Content starts

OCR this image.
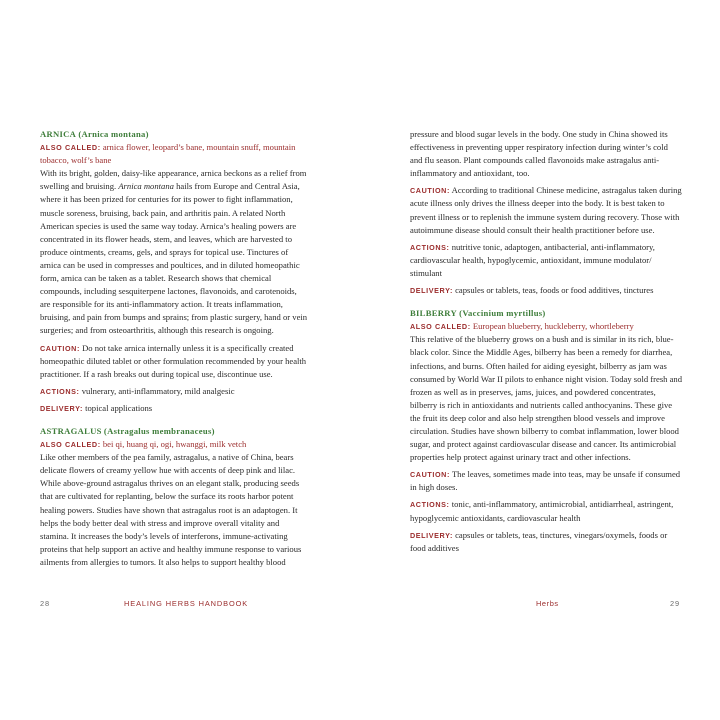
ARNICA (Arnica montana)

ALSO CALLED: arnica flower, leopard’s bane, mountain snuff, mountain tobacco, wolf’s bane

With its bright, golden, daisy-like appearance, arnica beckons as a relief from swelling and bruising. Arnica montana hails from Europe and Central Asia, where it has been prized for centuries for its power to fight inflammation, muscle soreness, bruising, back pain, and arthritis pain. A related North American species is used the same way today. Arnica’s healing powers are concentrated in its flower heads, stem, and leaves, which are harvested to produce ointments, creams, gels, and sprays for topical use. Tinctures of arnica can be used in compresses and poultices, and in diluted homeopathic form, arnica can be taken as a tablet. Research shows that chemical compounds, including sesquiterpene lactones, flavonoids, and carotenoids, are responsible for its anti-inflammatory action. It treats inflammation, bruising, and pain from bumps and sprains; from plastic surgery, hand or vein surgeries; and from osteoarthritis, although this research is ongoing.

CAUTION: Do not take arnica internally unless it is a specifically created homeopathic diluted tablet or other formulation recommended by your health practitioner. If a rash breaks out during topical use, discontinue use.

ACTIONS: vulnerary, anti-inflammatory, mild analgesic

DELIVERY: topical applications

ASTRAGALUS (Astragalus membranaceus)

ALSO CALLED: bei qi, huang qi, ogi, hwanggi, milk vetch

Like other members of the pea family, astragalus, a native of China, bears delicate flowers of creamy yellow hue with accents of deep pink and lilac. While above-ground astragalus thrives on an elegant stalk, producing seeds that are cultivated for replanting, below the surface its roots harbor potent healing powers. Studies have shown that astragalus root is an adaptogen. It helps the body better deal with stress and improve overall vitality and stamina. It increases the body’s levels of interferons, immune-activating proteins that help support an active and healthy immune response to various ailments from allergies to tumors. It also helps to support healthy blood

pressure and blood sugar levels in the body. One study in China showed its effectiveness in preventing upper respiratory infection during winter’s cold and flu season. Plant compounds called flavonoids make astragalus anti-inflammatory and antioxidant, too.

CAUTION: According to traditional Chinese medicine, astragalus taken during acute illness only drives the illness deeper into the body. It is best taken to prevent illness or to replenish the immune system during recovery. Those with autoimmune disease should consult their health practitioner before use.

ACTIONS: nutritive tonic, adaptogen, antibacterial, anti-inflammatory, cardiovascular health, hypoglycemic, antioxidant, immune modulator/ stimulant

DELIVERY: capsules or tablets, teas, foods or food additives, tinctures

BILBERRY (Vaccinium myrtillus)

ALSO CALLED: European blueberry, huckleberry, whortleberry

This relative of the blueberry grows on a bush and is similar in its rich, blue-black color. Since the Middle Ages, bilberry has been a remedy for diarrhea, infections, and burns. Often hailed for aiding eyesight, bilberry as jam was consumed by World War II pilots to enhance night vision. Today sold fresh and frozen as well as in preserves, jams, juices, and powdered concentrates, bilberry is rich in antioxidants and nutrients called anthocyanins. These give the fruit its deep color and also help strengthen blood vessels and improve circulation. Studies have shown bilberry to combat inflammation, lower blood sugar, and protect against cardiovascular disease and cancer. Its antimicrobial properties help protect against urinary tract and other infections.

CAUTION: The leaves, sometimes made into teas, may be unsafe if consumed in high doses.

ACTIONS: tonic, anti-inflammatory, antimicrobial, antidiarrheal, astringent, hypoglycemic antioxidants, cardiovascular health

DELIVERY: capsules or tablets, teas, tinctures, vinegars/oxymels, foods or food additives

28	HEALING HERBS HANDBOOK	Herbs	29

Content ends

▶ **PROBLEM TO SOLVE**:
Transcribe the entries above verbatim, excluding any image.

▶ **EXERCISE RESPONSE**:
OCR this image.
ARNICA (Arnica montana)

ALSO CALLED: arnica flower, leopard’s bane, mountain snuff, mountain tobacco, wolf’s bane

With its bright, golden, daisy-like appearance, arnica beckons as a relief from swelling and bruising. Arnica montana hails from Europe and Central Asia, where it has been prized for centuries for its power to fight inflammation, muscle soreness, bruising, back pain, and arthritis pain. A related North American species is used the same way today. Arnica’s healing powers are concentrated in its flower heads, stem, and leaves, which are harvested to produce ointments, creams, gels, and sprays for topical use. Tinctures of arnica can be used in compresses and poultices, and in diluted homeopathic form, arnica can be taken as a tablet. Research shows that chemical compounds, including sesquiterpene lactones, flavonoids, and carotenoids, are responsible for its anti-inflammatory action. It treats inflammation, bruising, and pain from bumps and sprains; from plastic surgery, hand or vein surgeries; and from osteoarthritis, although this research is ongoing.

CAUTION: Do not take arnica internally unless it is a specifically created homeopathic diluted tablet or other formulation recommended by your health practitioner. If a rash breaks out during topical use, discontinue use.

ACTIONS: vulnerary, anti-inflammatory, mild analgesic

DELIVERY: topical applications

ASTRAGALUS (Astragalus membranaceus)

ALSO CALLED: bei qi, huang qi, ogi, hwanggi, milk vetch

Like other members of the pea family, astragalus, a native of China, bears delicate flowers of creamy yellow hue with accents of deep pink and lilac. While above-ground astragalus thrives on an elegant stalk, producing seeds that are cultivated for replanting, below the surface its roots harbor potent healing powers. Studies have shown that astragalus root is an adaptogen. It helps the body better deal with stress and improve overall vitality and stamina. It increases the body’s levels of interferons, immune-activating proteins that help support an active and healthy immune response to various ailments from allergies to tumors. It also helps to support healthy blood

pressure and blood sugar levels in the body. One study in China showed its effectiveness in preventing upper respiratory infection during winter’s cold and flu season. Plant compounds called flavonoids make astragalus anti-inflammatory and antioxidant, too.

CAUTION: According to traditional Chinese medicine, astragalus taken during acute illness only drives the illness deeper into the body. It is best taken to prevent illness or to replenish the immune system during recovery. Those with autoimmune disease should consult their health practitioner before use.

ACTIONS: nutritive tonic, adaptogen, antibacterial, anti-inflammatory, cardiovascular health, hypoglycemic, antioxidant, immune modulator/ stimulant

DELIVERY: capsules or tablets, teas, foods or food additives, tinctures

BILBERRY (Vaccinium myrtillus)

ALSO CALLED: European blueberry, huckleberry, whortleberry

This relative of the blueberry grows on a bush and is similar in its rich, blue-black color. Since the Middle Ages, bilberry has been a remedy for diarrhea, infections, and burns. Often hailed for aiding eyesight, bilberry as jam was consumed by World War II pilots to enhance night vision. Today sold fresh and frozen as well as in preserves, jams, juices, and powdered concentrates, bilberry is rich in antioxidants and nutrients called anthocyanins. These give the fruit its deep color and also help strengthen blood vessels and improve circulation. Studies have shown bilberry to combat inflammation, lower blood sugar, and protect against cardiovascular disease and cancer. Its antimicrobial properties help protect against urinary tract and other infections.

CAUTION: The leaves, sometimes made into teas, may be unsafe if consumed in high doses.

ACTIONS: tonic, anti-inflammatory, antimicrobial, antidiarrheal, astringent, hypoglycemic antioxidants, cardiovascular health

DELIVERY: capsules or tablets, teas, tinctures, vinegars/oxymels, foods or food additives

28	HEALING HERBS HANDBOOK	Herbs	29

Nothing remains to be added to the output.